What to produce → A verbatim copy of the records is required, with all pictures left out.

Supplied records →

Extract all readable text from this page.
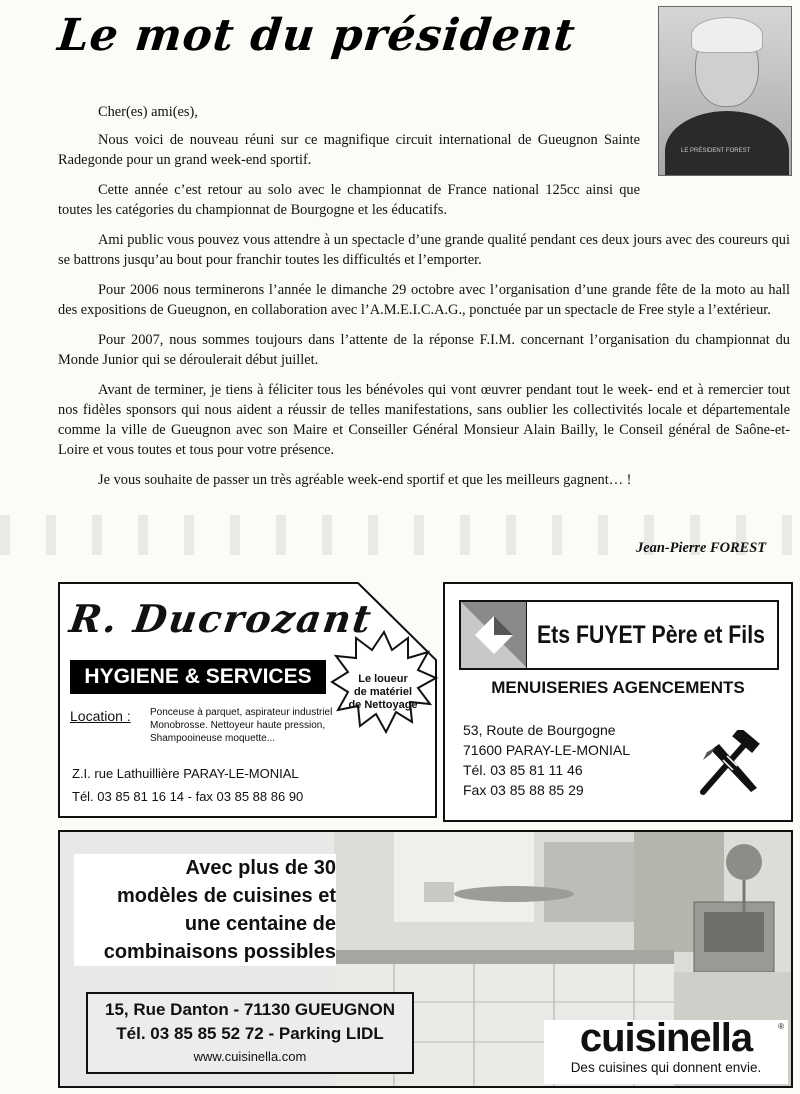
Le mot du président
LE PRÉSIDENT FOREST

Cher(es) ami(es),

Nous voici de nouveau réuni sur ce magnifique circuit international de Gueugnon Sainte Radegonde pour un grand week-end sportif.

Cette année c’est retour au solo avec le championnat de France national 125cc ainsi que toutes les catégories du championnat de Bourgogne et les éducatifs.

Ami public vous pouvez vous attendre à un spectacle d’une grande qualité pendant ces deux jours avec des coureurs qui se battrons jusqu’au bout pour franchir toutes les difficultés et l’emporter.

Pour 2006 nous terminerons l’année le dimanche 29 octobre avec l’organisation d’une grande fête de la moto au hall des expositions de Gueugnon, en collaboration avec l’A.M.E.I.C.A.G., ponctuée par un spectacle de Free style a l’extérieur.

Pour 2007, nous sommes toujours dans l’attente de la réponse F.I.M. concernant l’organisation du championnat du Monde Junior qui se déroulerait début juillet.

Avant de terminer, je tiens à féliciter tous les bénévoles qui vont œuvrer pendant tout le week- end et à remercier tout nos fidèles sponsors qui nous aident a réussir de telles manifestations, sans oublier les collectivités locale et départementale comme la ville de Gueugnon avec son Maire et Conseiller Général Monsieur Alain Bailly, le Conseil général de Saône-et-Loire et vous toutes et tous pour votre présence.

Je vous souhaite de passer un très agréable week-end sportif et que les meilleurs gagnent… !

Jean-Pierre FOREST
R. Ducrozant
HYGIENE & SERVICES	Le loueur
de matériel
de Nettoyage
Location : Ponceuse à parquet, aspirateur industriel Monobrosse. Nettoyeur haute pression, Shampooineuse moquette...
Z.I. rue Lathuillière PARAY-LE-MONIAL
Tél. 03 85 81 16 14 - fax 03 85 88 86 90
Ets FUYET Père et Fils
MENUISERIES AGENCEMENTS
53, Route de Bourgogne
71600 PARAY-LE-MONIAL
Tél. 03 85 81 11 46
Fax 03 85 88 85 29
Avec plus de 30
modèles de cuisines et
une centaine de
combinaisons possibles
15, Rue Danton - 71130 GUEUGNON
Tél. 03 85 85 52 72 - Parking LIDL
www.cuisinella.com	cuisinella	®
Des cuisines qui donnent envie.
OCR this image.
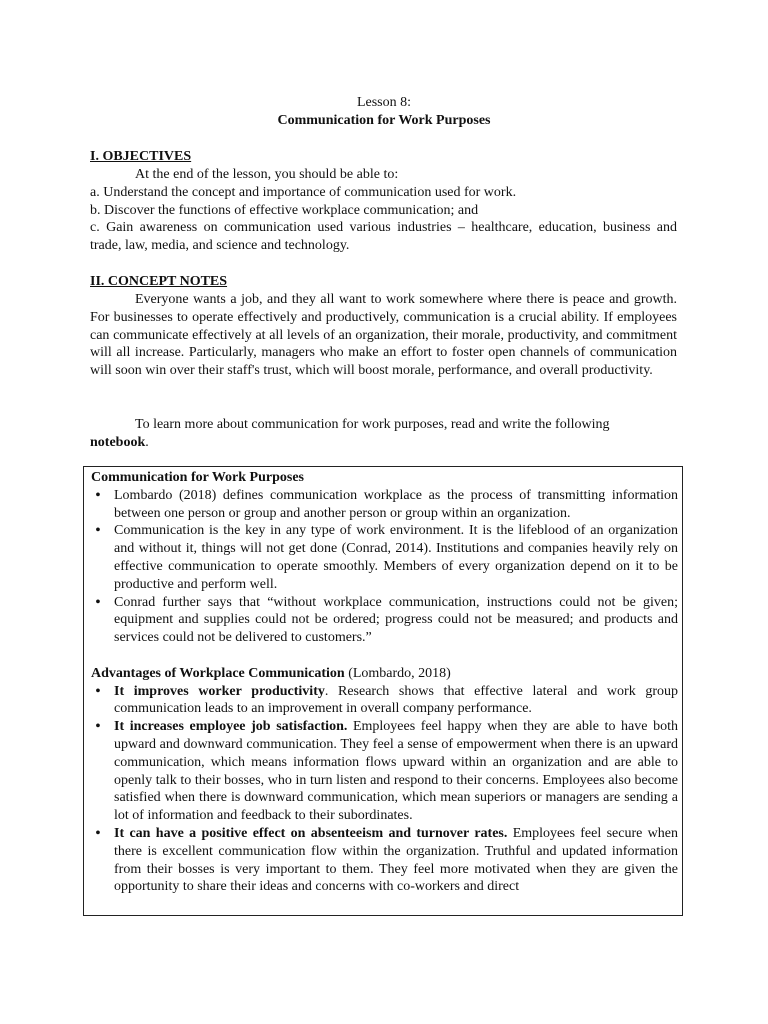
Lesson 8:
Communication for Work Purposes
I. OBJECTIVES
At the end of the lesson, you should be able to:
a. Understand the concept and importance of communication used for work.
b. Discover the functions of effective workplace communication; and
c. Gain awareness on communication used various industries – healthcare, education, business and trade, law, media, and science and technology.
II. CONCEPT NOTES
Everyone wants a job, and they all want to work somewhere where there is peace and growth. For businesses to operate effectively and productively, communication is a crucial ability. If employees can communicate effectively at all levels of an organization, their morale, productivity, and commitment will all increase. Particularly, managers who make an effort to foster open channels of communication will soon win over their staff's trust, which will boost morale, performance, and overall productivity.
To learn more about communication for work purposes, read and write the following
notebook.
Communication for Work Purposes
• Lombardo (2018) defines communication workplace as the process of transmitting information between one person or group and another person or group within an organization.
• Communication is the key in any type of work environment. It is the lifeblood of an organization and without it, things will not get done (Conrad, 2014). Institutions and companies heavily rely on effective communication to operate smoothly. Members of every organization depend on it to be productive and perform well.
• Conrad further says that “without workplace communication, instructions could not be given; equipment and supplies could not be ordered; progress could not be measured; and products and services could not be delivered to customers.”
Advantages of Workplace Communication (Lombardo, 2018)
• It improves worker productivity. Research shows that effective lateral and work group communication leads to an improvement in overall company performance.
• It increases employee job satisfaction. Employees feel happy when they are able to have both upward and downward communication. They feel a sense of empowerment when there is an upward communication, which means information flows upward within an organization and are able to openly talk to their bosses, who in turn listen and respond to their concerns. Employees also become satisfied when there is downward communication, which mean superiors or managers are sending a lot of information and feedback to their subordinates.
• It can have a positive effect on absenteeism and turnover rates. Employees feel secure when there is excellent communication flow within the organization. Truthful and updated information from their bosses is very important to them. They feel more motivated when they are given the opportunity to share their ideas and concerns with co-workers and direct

Expected answer →
Extract all readable text from this page.
Le mot du président
LE PRÉSIDENT FOREST

Cher(es) ami(es),

Nous voici de nouveau réuni sur ce magnifique circuit international de Gueugnon Sainte Radegonde pour un grand week-end sportif.

Cette année c’est retour au solo avec le championnat de France national 125cc ainsi que toutes les catégories du championnat de Bourgogne et les éducatifs.

Ami public vous pouvez vous attendre à un spectacle d’une grande qualité pendant ces deux jours avec des coureurs qui se battrons jusqu’au bout pour franchir toutes les difficultés et l’emporter.

Pour 2006 nous terminerons l’année le dimanche 29 octobre avec l’organisation d’une grande fête de la moto au hall des expositions de Gueugnon, en collaboration avec l’A.M.E.I.C.A.G., ponctuée par un spectacle de Free style a l’extérieur.

Pour 2007, nous sommes toujours dans l’attente de la réponse F.I.M. concernant l’organisation du championnat du Monde Junior qui se déroulerait début juillet.

Avant de terminer, je tiens à féliciter tous les bénévoles qui vont œuvrer pendant tout le week- end et à remercier tout nos fidèles sponsors qui nous aident a réussir de telles manifestations, sans oublier les collectivités locale et départementale comme la ville de Gueugnon avec son Maire et Conseiller Général Monsieur Alain Bailly, le Conseil général de Saône-et-Loire et vous toutes et tous pour votre présence.

Je vous souhaite de passer un très agréable week-end sportif et que les meilleurs gagnent… !

Jean-Pierre FOREST
R. Ducrozant
HYGIENE & SERVICES	Le loueur
de matériel
de Nettoyage
Location : Ponceuse à parquet, aspirateur industriel Monobrosse. Nettoyeur haute pression, Shampooineuse moquette...
Z.I. rue Lathuillière PARAY-LE-MONIAL
Tél. 03 85 81 16 14 - fax 03 85 88 86 90
Ets FUYET Père et Fils
MENUISERIES AGENCEMENTS
53, Route de Bourgogne
71600 PARAY-LE-MONIAL
Tél. 03 85 81 11 46
Fax 03 85 88 85 29
Avec plus de 30
modèles de cuisines et
une centaine de
combinaisons possibles
15, Rue Danton - 71130 GUEUGNON
Tél. 03 85 85 52 72 - Parking LIDL
www.cuisinella.com	cuisinella	®
Des cuisines qui donnent envie.
OCR this image.
Lesson 8:
Communication for Work Purposes
I. OBJECTIVES
At the end of the lesson, you should be able to:
a. Understand the concept and importance of communication used for work.
b. Discover the functions of effective workplace communication; and
c. Gain awareness on communication used various industries – healthcare, education, business and trade, law, media, and science and technology.
II. CONCEPT NOTES
Everyone wants a job, and they all want to work somewhere where there is peace and growth. For businesses to operate effectively and productively, communication is a crucial ability. If employees can communicate effectively at all levels of an organization, their morale, productivity, and commitment will all increase. Particularly, managers who make an effort to foster open channels of communication will soon win over their staff's trust, which will boost morale, performance, and overall productivity.
To learn more about communication for work purposes, read and write the following
notebook.
Communication for Work Purposes
• Lombardo (2018) defines communication workplace as the process of transmitting information between one person or group and another person or group within an organization.
• Communication is the key in any type of work environment. It is the lifeblood of an organization and without it, things will not get done (Conrad, 2014). Institutions and companies heavily rely on effective communication to operate smoothly. Members of every organization depend on it to be productive and perform well.
• Conrad further says that “without workplace communication, instructions could not be given; equipment and supplies could not be ordered; progress could not be measured; and products and services could not be delivered to customers.”
Advantages of Workplace Communication (Lombardo, 2018)
• It improves worker productivity. Research shows that effective lateral and work group communication leads to an improvement in overall company performance.
• It increases employee job satisfaction. Employees feel happy when they are able to have both upward and downward communication. They feel a sense of empowerment when there is an upward communication, which means information flows upward within an organization and are able to openly talk to their bosses, who in turn listen and respond to their concerns. Employees also become satisfied when there is downward communication, which mean superiors or managers are sending a lot of information and feedback to their subordinates.
• It can have a positive effect on absenteeism and turnover rates. Employees feel secure when there is excellent communication flow within the organization. Truthful and updated information from their bosses is very important to them. They feel more motivated when they are given the opportunity to share their ideas and concerns with co-workers and direct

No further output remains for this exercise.